* start *

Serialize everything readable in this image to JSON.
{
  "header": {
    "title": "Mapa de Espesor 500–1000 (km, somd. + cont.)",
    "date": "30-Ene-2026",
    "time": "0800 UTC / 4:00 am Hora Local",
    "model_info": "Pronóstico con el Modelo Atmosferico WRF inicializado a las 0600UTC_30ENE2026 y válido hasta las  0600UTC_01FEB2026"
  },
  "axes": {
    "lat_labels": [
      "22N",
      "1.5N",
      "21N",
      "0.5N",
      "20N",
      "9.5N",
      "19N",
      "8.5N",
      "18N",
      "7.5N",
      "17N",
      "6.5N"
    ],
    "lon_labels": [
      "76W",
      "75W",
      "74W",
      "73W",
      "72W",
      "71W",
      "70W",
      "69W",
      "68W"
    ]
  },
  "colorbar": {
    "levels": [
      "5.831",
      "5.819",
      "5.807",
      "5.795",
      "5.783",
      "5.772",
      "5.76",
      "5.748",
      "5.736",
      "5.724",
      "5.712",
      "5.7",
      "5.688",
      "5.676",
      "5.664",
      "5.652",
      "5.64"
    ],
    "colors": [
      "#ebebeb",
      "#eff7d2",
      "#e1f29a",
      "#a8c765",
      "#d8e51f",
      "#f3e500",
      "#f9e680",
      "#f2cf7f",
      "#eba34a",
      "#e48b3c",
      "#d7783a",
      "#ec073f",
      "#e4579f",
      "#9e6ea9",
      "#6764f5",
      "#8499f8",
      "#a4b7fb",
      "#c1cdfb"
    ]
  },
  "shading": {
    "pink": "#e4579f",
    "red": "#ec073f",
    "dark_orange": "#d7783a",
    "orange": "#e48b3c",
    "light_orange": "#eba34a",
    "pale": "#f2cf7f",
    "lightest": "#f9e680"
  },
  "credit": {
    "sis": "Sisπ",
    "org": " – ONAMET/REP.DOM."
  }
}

* end *

THE PROBLEM: Reproduce the entries above in full, verbatim.

RESULT:
Serialize everything readable in this image to JSON.
{
  "header": {
    "title": "Mapa de Espesor 500–1000 (km, somd. + cont.)",
    "date": "30-Ene-2026",
    "time": "0800 UTC / 4:00 am Hora Local",
    "model_info": "Pronóstico con el Modelo Atmosferico WRF inicializado a las 0600UTC_30ENE2026 y válido hasta las  0600UTC_01FEB2026"
  },
  "axes": {
    "lat_labels": [
      "22N",
      "1.5N",
      "21N",
      "0.5N",
      "20N",
      "9.5N",
      "19N",
      "8.5N",
      "18N",
      "7.5N",
      "17N",
      "6.5N"
    ],
    "lon_labels": [
      "76W",
      "75W",
      "74W",
      "73W",
      "72W",
      "71W",
      "70W",
      "69W",
      "68W"
    ]
  },
  "colorbar": {
    "levels": [
      "5.831",
      "5.819",
      "5.807",
      "5.795",
      "5.783",
      "5.772",
      "5.76",
      "5.748",
      "5.736",
      "5.724",
      "5.712",
      "5.7",
      "5.688",
      "5.676",
      "5.664",
      "5.652",
      "5.64"
    ],
    "colors": [
      "#ebebeb",
      "#eff7d2",
      "#e1f29a",
      "#a8c765",
      "#d8e51f",
      "#f3e500",
      "#f9e680",
      "#f2cf7f",
      "#eba34a",
      "#e48b3c",
      "#d7783a",
      "#ec073f",
      "#e4579f",
      "#9e6ea9",
      "#6764f5",
      "#8499f8",
      "#a4b7fb",
      "#c1cdfb"
    ]
  },
  "shading": {
    "pink": "#e4579f",
    "red": "#ec073f",
    "dark_orange": "#d7783a",
    "orange": "#e48b3c",
    "light_orange": "#eba34a",
    "pale": "#f2cf7f",
    "lightest": "#f9e680"
  },
  "credit": {
    "sis": "Sisπ",
    "org": " – ONAMET/REP.DOM."
  }
}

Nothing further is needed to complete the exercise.